Stated exercise ▸
Figure out how many lines of the material below contain the word "JSON". Answer with the number only.

Materials provided ▸
--*--

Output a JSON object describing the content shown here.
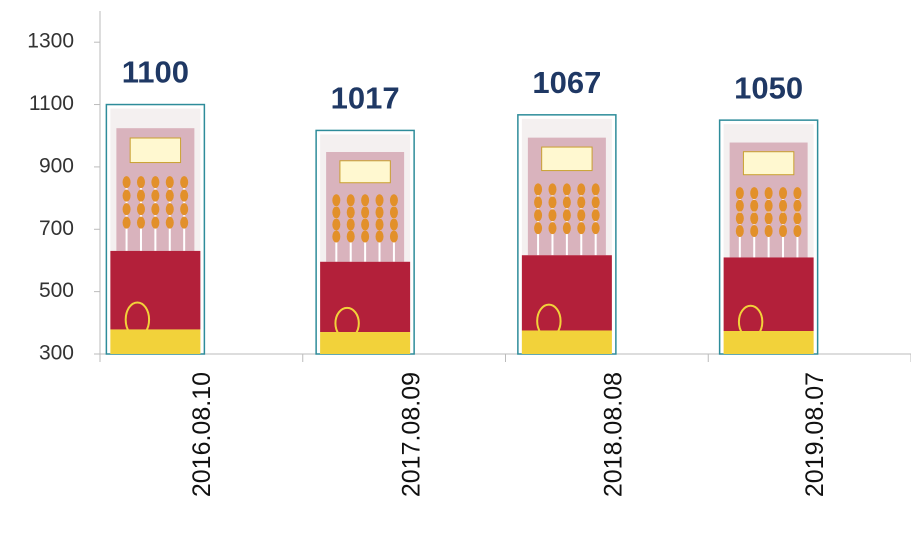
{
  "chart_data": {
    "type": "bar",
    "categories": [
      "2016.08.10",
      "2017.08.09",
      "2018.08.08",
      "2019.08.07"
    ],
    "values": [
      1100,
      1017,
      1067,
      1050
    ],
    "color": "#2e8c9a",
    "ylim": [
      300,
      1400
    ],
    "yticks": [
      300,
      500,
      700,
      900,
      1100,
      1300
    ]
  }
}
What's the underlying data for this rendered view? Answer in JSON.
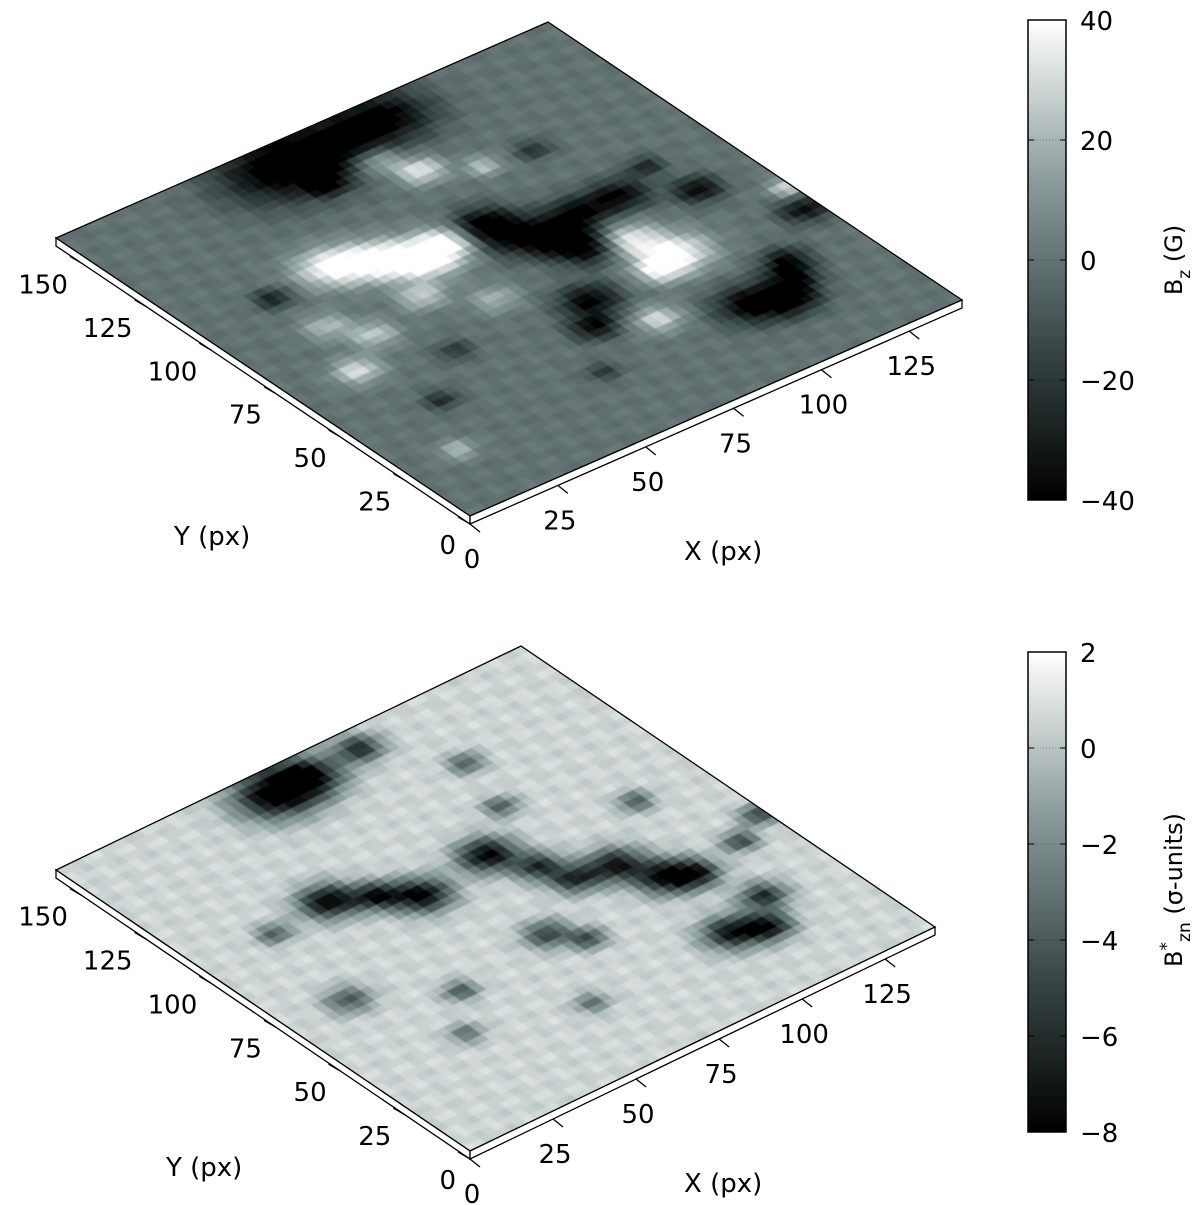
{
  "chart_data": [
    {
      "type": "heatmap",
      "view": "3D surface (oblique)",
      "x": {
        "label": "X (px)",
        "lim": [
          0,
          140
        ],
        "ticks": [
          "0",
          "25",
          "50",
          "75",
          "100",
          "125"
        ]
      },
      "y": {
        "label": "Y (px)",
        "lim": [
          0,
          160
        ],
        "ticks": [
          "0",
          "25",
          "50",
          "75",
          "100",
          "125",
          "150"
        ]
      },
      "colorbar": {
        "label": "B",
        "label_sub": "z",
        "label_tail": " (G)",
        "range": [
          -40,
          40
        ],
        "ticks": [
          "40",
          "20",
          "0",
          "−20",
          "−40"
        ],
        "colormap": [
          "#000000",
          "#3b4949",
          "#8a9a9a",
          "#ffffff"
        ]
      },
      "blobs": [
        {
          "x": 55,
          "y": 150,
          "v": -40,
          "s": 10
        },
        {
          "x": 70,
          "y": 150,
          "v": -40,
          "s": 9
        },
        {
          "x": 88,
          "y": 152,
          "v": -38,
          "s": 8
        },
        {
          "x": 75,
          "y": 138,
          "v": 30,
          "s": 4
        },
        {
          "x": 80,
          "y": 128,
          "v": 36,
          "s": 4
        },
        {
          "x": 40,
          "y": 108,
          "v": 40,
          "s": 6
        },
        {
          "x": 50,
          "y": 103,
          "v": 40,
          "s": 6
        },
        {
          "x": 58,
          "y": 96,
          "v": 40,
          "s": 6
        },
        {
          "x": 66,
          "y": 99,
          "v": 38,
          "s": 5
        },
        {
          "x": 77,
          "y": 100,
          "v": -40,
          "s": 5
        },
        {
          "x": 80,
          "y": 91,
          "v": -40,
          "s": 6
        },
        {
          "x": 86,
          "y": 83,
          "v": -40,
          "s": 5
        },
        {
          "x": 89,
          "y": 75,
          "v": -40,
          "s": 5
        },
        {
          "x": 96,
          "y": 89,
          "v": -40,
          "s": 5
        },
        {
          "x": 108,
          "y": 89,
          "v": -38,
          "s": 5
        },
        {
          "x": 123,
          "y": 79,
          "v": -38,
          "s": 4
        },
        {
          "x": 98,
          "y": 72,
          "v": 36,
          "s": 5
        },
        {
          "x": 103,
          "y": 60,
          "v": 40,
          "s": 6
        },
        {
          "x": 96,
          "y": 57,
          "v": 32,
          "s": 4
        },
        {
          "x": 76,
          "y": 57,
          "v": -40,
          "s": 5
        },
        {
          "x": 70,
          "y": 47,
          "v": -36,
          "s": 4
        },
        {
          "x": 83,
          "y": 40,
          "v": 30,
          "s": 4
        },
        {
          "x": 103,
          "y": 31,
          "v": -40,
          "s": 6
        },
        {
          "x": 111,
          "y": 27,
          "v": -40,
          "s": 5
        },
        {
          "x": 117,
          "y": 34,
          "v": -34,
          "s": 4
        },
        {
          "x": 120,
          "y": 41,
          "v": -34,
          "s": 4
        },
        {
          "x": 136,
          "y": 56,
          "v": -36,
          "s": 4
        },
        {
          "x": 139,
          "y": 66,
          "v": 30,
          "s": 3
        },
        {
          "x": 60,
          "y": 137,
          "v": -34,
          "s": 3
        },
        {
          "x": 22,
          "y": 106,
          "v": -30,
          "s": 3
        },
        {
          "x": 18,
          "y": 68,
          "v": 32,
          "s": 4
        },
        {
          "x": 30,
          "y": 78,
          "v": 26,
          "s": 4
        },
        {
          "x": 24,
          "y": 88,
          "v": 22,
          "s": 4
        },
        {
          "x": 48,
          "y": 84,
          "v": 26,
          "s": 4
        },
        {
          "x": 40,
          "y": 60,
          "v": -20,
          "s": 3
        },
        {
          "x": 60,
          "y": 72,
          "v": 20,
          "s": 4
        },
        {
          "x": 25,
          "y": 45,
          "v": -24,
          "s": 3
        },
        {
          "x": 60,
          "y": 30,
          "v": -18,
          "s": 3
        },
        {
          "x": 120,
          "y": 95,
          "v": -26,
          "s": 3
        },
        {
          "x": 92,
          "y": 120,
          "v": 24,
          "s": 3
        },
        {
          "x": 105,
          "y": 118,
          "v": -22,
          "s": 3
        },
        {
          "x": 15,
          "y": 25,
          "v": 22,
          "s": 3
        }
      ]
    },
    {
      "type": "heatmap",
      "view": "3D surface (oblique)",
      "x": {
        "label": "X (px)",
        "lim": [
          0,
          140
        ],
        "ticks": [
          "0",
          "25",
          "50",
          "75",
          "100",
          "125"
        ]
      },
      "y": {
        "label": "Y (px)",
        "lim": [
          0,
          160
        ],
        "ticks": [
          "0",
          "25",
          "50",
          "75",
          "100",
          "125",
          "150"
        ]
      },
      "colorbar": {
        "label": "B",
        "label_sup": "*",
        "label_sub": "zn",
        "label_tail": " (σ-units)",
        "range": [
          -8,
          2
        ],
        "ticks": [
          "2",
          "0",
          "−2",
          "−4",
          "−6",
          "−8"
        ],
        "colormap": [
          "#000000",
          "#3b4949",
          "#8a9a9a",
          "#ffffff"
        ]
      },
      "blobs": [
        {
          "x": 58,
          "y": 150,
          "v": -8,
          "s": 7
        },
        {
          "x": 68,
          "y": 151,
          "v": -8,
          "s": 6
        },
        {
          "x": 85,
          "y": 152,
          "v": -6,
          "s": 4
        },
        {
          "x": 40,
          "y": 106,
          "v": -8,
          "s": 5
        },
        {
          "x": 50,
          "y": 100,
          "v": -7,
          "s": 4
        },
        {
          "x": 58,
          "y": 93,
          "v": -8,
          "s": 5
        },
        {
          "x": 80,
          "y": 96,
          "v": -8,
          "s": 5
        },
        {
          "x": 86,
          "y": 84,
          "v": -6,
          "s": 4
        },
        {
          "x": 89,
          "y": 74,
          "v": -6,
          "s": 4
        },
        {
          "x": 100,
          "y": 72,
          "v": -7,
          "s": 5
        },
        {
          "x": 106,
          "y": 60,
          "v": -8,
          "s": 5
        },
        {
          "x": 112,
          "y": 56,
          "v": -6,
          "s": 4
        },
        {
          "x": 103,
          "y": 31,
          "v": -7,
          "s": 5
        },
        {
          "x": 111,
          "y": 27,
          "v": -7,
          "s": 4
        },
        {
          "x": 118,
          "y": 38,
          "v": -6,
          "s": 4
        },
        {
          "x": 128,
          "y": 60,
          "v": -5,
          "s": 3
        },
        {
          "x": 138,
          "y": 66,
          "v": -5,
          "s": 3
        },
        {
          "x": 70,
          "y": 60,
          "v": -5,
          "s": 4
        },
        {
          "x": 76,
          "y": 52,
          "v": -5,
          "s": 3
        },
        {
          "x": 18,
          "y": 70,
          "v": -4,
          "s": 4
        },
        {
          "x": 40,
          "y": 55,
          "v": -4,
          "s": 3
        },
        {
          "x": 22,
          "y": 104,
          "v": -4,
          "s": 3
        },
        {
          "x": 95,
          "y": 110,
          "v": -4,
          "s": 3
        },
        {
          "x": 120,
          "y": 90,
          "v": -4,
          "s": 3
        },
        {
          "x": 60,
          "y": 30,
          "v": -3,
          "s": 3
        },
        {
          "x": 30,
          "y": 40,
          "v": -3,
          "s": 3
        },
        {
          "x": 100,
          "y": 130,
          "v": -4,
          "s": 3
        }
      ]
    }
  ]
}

--*--

Correct output ▸
2